**Material**:
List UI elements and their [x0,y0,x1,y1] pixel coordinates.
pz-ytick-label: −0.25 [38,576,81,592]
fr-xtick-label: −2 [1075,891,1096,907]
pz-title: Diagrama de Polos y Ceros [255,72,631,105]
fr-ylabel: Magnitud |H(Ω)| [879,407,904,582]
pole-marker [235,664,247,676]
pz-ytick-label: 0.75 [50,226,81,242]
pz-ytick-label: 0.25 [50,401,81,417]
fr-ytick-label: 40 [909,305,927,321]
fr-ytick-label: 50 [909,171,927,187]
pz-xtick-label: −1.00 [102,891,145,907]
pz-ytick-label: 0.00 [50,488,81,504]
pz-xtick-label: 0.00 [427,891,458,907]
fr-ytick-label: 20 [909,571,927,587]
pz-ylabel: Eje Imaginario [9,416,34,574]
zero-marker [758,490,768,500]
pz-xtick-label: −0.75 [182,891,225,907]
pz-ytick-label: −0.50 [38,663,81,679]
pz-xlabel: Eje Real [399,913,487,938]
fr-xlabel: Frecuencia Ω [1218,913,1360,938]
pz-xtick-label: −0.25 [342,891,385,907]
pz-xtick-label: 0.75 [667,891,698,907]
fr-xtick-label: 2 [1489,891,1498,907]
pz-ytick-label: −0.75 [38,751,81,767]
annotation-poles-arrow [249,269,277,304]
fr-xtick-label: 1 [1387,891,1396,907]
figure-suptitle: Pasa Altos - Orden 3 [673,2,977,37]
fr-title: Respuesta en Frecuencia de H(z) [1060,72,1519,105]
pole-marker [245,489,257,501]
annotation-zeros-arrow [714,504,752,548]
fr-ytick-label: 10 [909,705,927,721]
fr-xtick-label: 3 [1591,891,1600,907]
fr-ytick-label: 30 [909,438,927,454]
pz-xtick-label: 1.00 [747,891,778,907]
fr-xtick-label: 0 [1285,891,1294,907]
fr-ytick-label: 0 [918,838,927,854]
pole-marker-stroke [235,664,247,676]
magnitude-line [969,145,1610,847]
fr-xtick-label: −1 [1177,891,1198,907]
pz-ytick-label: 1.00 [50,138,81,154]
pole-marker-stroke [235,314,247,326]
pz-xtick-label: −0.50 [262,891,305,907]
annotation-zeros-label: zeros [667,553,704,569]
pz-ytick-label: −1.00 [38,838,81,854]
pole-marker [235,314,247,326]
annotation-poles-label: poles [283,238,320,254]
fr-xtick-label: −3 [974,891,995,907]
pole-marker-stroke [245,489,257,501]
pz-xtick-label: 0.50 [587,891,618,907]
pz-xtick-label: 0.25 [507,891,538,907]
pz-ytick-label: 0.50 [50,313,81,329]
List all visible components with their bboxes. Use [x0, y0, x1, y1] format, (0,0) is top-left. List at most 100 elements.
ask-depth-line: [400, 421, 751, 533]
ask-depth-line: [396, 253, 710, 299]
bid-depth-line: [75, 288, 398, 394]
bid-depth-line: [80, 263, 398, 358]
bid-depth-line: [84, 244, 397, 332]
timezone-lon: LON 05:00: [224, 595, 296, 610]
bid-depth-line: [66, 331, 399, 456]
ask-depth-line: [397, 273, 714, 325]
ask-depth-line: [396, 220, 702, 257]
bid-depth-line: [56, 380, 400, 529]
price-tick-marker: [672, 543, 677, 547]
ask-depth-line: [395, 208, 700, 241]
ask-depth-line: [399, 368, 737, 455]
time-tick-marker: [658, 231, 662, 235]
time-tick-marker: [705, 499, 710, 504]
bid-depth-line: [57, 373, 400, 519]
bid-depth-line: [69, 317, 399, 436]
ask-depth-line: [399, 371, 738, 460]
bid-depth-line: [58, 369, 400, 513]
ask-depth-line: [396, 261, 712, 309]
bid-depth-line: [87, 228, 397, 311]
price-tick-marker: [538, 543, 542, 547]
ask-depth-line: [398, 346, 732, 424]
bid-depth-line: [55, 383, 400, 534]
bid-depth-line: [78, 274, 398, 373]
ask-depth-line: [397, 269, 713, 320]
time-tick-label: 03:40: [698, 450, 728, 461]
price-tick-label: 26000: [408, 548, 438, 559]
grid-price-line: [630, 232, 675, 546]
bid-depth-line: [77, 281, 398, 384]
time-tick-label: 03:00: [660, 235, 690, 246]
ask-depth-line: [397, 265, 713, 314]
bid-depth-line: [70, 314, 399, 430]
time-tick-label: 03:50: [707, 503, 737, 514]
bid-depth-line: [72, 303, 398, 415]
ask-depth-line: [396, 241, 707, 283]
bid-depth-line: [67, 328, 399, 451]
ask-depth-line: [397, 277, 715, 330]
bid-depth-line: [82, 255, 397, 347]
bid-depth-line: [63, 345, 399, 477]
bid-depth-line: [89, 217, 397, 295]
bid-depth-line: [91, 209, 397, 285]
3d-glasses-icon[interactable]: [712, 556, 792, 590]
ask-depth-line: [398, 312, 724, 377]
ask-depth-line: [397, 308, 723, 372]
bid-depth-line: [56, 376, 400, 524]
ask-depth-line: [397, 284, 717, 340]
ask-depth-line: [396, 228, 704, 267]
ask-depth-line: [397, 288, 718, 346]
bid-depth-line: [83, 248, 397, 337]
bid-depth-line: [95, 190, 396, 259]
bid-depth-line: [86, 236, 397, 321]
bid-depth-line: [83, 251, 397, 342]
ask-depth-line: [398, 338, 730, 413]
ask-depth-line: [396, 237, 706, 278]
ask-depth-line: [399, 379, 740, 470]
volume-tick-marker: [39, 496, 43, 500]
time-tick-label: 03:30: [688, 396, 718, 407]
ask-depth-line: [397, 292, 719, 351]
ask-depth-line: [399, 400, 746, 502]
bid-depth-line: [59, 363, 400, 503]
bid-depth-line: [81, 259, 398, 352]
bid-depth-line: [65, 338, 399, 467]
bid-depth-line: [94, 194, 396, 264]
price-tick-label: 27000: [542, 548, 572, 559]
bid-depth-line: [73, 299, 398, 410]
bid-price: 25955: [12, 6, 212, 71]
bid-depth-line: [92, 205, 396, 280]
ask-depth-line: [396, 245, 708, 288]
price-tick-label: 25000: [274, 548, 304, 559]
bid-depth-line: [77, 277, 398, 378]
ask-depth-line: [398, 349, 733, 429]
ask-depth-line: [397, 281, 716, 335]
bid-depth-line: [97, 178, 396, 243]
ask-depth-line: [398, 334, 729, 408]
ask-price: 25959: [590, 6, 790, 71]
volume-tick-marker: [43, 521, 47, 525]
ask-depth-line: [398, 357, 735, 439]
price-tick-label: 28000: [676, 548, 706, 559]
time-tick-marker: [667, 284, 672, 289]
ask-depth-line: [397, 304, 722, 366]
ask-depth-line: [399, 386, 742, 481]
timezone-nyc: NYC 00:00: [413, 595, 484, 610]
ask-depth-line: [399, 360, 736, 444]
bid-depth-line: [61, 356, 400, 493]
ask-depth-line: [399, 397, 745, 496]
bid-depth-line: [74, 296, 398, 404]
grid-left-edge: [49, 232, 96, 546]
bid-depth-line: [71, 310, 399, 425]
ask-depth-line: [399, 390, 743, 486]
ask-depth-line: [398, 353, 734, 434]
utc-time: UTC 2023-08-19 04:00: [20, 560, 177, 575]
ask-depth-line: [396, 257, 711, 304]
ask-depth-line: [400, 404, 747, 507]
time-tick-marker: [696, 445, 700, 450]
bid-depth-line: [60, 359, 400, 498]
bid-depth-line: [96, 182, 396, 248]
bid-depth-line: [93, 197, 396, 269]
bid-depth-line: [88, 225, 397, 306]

**Challenge**:
Reproduce every line of the listing above verbatim, without any changes.

**Full solution**:
List UI elements and their [x0,y0,x1,y1] pixel coordinates.
pz-ytick-label: −0.25 [38,576,81,592]
fr-xtick-label: −2 [1075,891,1096,907]
pz-title: Diagrama de Polos y Ceros [255,72,631,105]
fr-ylabel: Magnitud |H(Ω)| [879,407,904,582]
pole-marker [235,664,247,676]
pz-ytick-label: 0.75 [50,226,81,242]
pz-ytick-label: 0.25 [50,401,81,417]
fr-ytick-label: 40 [909,305,927,321]
fr-ytick-label: 50 [909,171,927,187]
pz-xtick-label: −1.00 [102,891,145,907]
pz-ytick-label: 0.00 [50,488,81,504]
pz-xtick-label: 0.00 [427,891,458,907]
fr-ytick-label: 20 [909,571,927,587]
pz-ylabel: Eje Imaginario [9,416,34,574]
zero-marker [758,490,768,500]
pz-xtick-label: −0.75 [182,891,225,907]
pz-ytick-label: −0.50 [38,663,81,679]
pz-xlabel: Eje Real [399,913,487,938]
fr-xlabel: Frecuencia Ω [1218,913,1360,938]
pz-xtick-label: −0.25 [342,891,385,907]
pz-xtick-label: 0.75 [667,891,698,907]
fr-xtick-label: 2 [1489,891,1498,907]
pz-ytick-label: −0.75 [38,751,81,767]
annotation-poles-arrow [249,269,277,304]
fr-xtick-label: 1 [1387,891,1396,907]
figure-suptitle: Pasa Altos - Orden 3 [673,2,977,37]
fr-title: Respuesta en Frecuencia de H(z) [1060,72,1519,105]
pole-marker [245,489,257,501]
annotation-zeros-arrow [714,504,752,548]
fr-ytick-label: 10 [909,705,927,721]
fr-xtick-label: 3 [1591,891,1600,907]
fr-ytick-label: 30 [909,438,927,454]
pz-xtick-label: 1.00 [747,891,778,907]
fr-xtick-label: 0 [1285,891,1294,907]
fr-ytick-label: 0 [918,838,927,854]
pole-marker-stroke [235,664,247,676]
magnitude-line [969,145,1610,847]
fr-xtick-label: −1 [1177,891,1198,907]
pz-ytick-label: 1.00 [50,138,81,154]
pole-marker-stroke [235,314,247,326]
pz-xtick-label: −0.50 [262,891,305,907]
annotation-zeros-label: zeros [667,553,704,569]
pz-ytick-label: −1.00 [38,838,81,854]
pole-marker [235,314,247,326]
annotation-poles-label: poles [283,238,320,254]
fr-xtick-label: −3 [974,891,995,907]
pole-marker-stroke [245,489,257,501]
pz-xtick-label: 0.50 [587,891,618,907]
pz-xtick-label: 0.25 [507,891,538,907]
pz-ytick-label: 0.50 [50,313,81,329]
List all visible components with their bboxes. Use [x0, y0, x1, y1] format, (0,0) is top-left. List at most 100 elements.
ask-depth-line: [400, 421, 751, 533]
ask-depth-line: [396, 253, 710, 299]
bid-depth-line: [75, 288, 398, 394]
bid-depth-line: [80, 263, 398, 358]
bid-depth-line: [84, 244, 397, 332]
timezone-lon: LON 05:00: [224, 595, 296, 610]
bid-depth-line: [66, 331, 399, 456]
ask-depth-line: [397, 273, 714, 325]
ask-depth-line: [396, 220, 702, 257]
bid-depth-line: [56, 380, 400, 529]
price-tick-marker: [672, 543, 677, 547]
ask-depth-line: [395, 208, 700, 241]
ask-depth-line: [399, 368, 737, 455]
time-tick-marker: [658, 231, 662, 235]
time-tick-marker: [705, 499, 710, 504]
bid-depth-line: [57, 373, 400, 519]
bid-depth-line: [69, 317, 399, 436]
ask-depth-line: [399, 371, 738, 460]
bid-depth-line: [58, 369, 400, 513]
ask-depth-line: [396, 261, 712, 309]
bid-depth-line: [87, 228, 397, 311]
price-tick-marker: [538, 543, 542, 547]
ask-depth-line: [398, 346, 732, 424]
bid-depth-line: [55, 383, 400, 534]
bid-depth-line: [78, 274, 398, 373]
ask-depth-line: [397, 269, 713, 320]
time-tick-label: 03:40: [698, 450, 728, 461]
price-tick-label: 26000: [408, 548, 438, 559]
grid-price-line: [630, 232, 675, 546]
bid-depth-line: [77, 281, 398, 384]
time-tick-label: 03:00: [660, 235, 690, 246]
ask-depth-line: [397, 265, 713, 314]
bid-depth-line: [70, 314, 399, 430]
time-tick-label: 03:50: [707, 503, 737, 514]
bid-depth-line: [72, 303, 398, 415]
ask-depth-line: [396, 241, 707, 283]
bid-depth-line: [67, 328, 399, 451]
ask-depth-line: [397, 277, 715, 330]
bid-depth-line: [82, 255, 397, 347]
bid-depth-line: [63, 345, 399, 477]
bid-depth-line: [89, 217, 397, 295]
bid-depth-line: [91, 209, 397, 285]
3d-glasses-icon[interactable]: [712, 556, 792, 590]
ask-depth-line: [398, 312, 724, 377]
ask-depth-line: [397, 308, 723, 372]
bid-depth-line: [56, 376, 400, 524]
ask-depth-line: [397, 284, 717, 340]
ask-depth-line: [396, 228, 704, 267]
ask-depth-line: [397, 288, 718, 346]
bid-depth-line: [83, 248, 397, 337]
bid-depth-line: [95, 190, 396, 259]
bid-depth-line: [86, 236, 397, 321]
bid-depth-line: [83, 251, 397, 342]
ask-depth-line: [398, 338, 730, 413]
ask-depth-line: [396, 237, 706, 278]
ask-depth-line: [399, 379, 740, 470]
volume-tick-marker: [39, 496, 43, 500]
time-tick-label: 03:30: [688, 396, 718, 407]
ask-depth-line: [397, 292, 719, 351]
ask-depth-line: [399, 400, 746, 502]
bid-depth-line: [59, 363, 400, 503]
bid-depth-line: [81, 259, 398, 352]
bid-depth-line: [65, 338, 399, 467]
bid-depth-line: [94, 194, 396, 264]
price-tick-label: 27000: [542, 548, 572, 559]
bid-depth-line: [73, 299, 398, 410]
bid-price: 25955: [12, 6, 212, 71]
bid-depth-line: [92, 205, 396, 280]
ask-depth-line: [396, 245, 708, 288]
price-tick-label: 25000: [274, 548, 304, 559]
bid-depth-line: [77, 277, 398, 378]
ask-depth-line: [398, 349, 733, 429]
ask-depth-line: [397, 281, 716, 335]
bid-depth-line: [97, 178, 396, 243]
ask-depth-line: [398, 334, 729, 408]
ask-price: 25959: [590, 6, 790, 71]
volume-tick-marker: [43, 521, 47, 525]
ask-depth-line: [398, 357, 735, 439]
price-tick-label: 28000: [676, 548, 706, 559]
time-tick-marker: [667, 284, 672, 289]
ask-depth-line: [397, 304, 722, 366]
ask-depth-line: [399, 386, 742, 481]
timezone-nyc: NYC 00:00: [413, 595, 484, 610]
ask-depth-line: [399, 360, 736, 444]
bid-depth-line: [61, 356, 400, 493]
ask-depth-line: [399, 397, 745, 496]
bid-depth-line: [74, 296, 398, 404]
grid-left-edge: [49, 232, 96, 546]
bid-depth-line: [71, 310, 399, 425]
ask-depth-line: [399, 390, 743, 486]
ask-depth-line: [398, 353, 734, 434]
utc-time: UTC 2023-08-19 04:00: [20, 560, 177, 575]
ask-depth-line: [396, 257, 711, 304]
ask-depth-line: [400, 404, 747, 507]
time-tick-marker: [696, 445, 700, 450]
bid-depth-line: [60, 359, 400, 498]
bid-depth-line: [96, 182, 396, 248]
bid-depth-line: [93, 197, 396, 269]
bid-depth-line: [88, 225, 397, 306]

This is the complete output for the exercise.